[The input start]

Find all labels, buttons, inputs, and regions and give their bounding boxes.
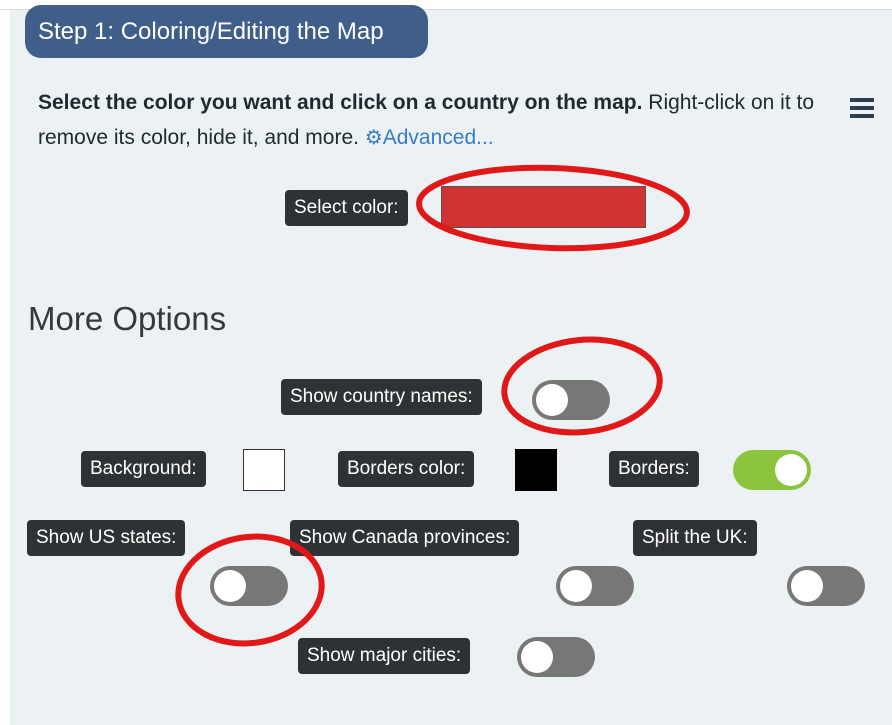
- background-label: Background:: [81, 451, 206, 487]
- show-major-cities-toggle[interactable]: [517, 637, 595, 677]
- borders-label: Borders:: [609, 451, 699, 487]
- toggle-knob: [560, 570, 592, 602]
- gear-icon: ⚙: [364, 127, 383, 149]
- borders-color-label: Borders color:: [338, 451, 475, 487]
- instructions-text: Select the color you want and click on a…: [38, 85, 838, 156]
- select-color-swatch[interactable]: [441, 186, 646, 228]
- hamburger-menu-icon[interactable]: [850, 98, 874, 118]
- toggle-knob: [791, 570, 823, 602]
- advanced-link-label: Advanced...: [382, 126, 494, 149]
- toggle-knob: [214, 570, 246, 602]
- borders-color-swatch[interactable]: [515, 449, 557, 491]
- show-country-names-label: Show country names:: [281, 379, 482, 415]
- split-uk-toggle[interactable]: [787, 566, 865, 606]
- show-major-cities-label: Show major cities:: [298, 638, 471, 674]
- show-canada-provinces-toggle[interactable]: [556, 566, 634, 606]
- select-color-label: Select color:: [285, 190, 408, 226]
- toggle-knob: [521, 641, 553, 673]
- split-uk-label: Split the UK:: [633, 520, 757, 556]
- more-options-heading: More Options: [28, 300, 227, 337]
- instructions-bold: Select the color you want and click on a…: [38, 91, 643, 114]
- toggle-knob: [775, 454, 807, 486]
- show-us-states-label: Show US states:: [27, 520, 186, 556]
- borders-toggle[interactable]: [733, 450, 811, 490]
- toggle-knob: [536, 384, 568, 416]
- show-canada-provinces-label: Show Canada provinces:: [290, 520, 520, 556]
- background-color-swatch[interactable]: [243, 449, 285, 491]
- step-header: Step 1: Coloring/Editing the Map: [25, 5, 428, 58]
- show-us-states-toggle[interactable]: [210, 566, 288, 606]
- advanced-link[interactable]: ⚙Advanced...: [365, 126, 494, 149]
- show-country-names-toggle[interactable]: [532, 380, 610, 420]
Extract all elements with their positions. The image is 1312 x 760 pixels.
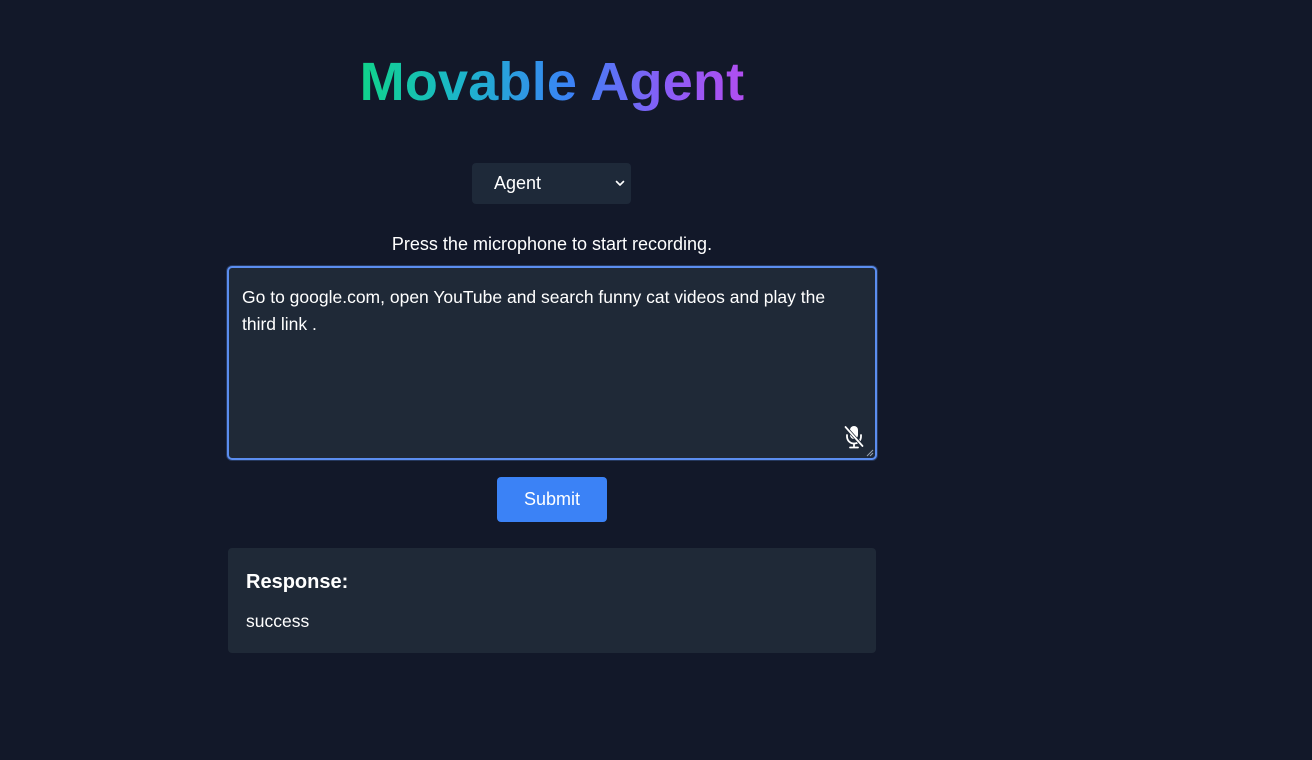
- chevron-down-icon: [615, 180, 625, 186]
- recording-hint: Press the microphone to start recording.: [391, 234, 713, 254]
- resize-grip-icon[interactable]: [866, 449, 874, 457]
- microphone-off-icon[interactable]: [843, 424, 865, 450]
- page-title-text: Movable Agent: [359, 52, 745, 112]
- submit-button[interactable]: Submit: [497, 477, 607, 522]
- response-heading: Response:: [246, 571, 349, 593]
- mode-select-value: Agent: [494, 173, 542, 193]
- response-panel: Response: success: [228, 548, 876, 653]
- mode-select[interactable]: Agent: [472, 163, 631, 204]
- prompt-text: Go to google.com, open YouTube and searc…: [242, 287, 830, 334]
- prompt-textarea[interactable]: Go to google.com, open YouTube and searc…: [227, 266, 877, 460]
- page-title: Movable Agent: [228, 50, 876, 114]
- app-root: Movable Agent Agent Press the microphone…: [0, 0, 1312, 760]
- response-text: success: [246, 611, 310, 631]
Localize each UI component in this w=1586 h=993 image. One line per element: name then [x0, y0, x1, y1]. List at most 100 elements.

[The input end]

* _Exercise_: Convert the rows above into a two-column Markdown table headed No. and Line. Give each non-blank line its own numbered row, and leave out the pictures.

* _Exercise result_:
| No. | Line |
|---|---|
| 1 | Find all labels, buttons, inputs, and regions and give their bounding boxes. |
| 2 | - background-label: Background:: [81, 451, 206, 487] |
| 3 | - show-major-cities-toggle[interactable]: [517, 637, 595, 677] |
| 4 | - borders-label: Borders:: [609, 451, 699, 487] |
| 5 | - toggle-knob: [560, 570, 592, 602] |
| 6 | - gear-icon: ⚙: [364, 127, 383, 149] |
| 7 | - borders-color-label: Borders color:: [338, 451, 475, 487] |
| 8 | - instructions-text: Select the color you want and click on a…: [38, 85, 838, 156] |
| 9 | - select-color-swatch[interactable]: [441, 186, 646, 228] |
| 10 | - hamburger-menu-icon[interactable]: [850, 98, 874, 118] |
| 11 | - toggle-knob: [791, 570, 823, 602] |
| 12 | - advanced-link-label: Advanced...: [382, 126, 494, 149] |
| 13 | - toggle-knob: [214, 570, 246, 602] |
| 14 | - borders-color-swatch[interactable]: [515, 449, 557, 491] |
| 15 | - show-country-names-label: Show country names:: [281, 379, 482, 415] |
| 16 | - split-uk-toggle[interactable]: [787, 566, 865, 606] |
| 17 | - show-major-cities-label: Show major cities:: [298, 638, 471, 674] |
| 18 | - show-canada-provinces-toggle[interactable]: [556, 566, 634, 606] |
| 19 | - select-color-label: Select color:: [285, 190, 408, 226] |
| 20 | - toggle-knob: [521, 641, 553, 673] |
| 21 | - split-uk-label: Split the UK:: [633, 520, 757, 556] |
| 22 | - more-options-heading: More Options: [28, 300, 227, 337] |
| 23 | - instructions-bold: Select the color you want and click on a…: [38, 91, 643, 114] |
| 24 | - toggle-knob: [775, 454, 807, 486] |
| 25 | - show-us-states-label: Show US states:: [27, 520, 186, 556] |
| 26 | - borders-toggle[interactable]: [733, 450, 811, 490] |
| 27 | - toggle-knob: [536, 384, 568, 416] |
| 28 | - show-canada-provinces-label: Show Canada provinces:: [290, 520, 520, 556] |
| 29 | - background-color-swatch[interactable]: [243, 449, 285, 491] |
| 30 | - step-header: Step 1: Coloring/Editing the Map: [25, 5, 428, 58] |
| 31 | - show-us-states-toggle[interactable]: [210, 566, 288, 606] |
| 32 | - advanced-link[interactable]: ⚙Advanced...: [365, 126, 494, 149] |
| 33 | - show-country-names-toggle[interactable]: [532, 380, 610, 420] |
| 34 | Extract all elements with their positions. The image is 1312 x 760 pixels. |
| 35 | - chevron-down-icon: [615, 180, 625, 186] |
| 36 | - recording-hint: Press the microphone to start recording.: [391, 234, 713, 254] |
| 37 | - resize-grip-icon[interactable]: [866, 449, 874, 457] |
| 38 | - microphone-off-icon[interactable]: [843, 424, 865, 450] |
| 39 | - page-title-text: Movable Agent: [359, 52, 745, 112] |
| 40 | - submit-button[interactable]: Submit: [497, 477, 607, 522] |
| 41 | - response-heading: Response:: [246, 571, 349, 593] |
| 42 | - mode-select-value: Agent: [494, 173, 542, 193] |
| 43 | - response-panel: Response: success: [228, 548, 876, 653] |
| 44 | - mode-select[interactable]: Agent: [472, 163, 631, 204] |
| 45 | - prompt-text: Go to google.com, open YouTube and searc…: [242, 287, 830, 334] |
| 46 | - prompt-textarea[interactable]: Go to google.com, open YouTube and searc…: [227, 266, 877, 460] |
| 47 | - page-title: Movable Agent: [228, 50, 876, 114] |
| 48 | - app-root: Movable Agent Agent Press the microphone…: [0, 0, 1312, 760] |
| 49 | - response-text: success: [246, 611, 310, 631] |
| 50 | Localize each UI component in this w=1586 h=993 image. One line per element: name then [x0, y0, x1, y1]. List at most 100 elements. |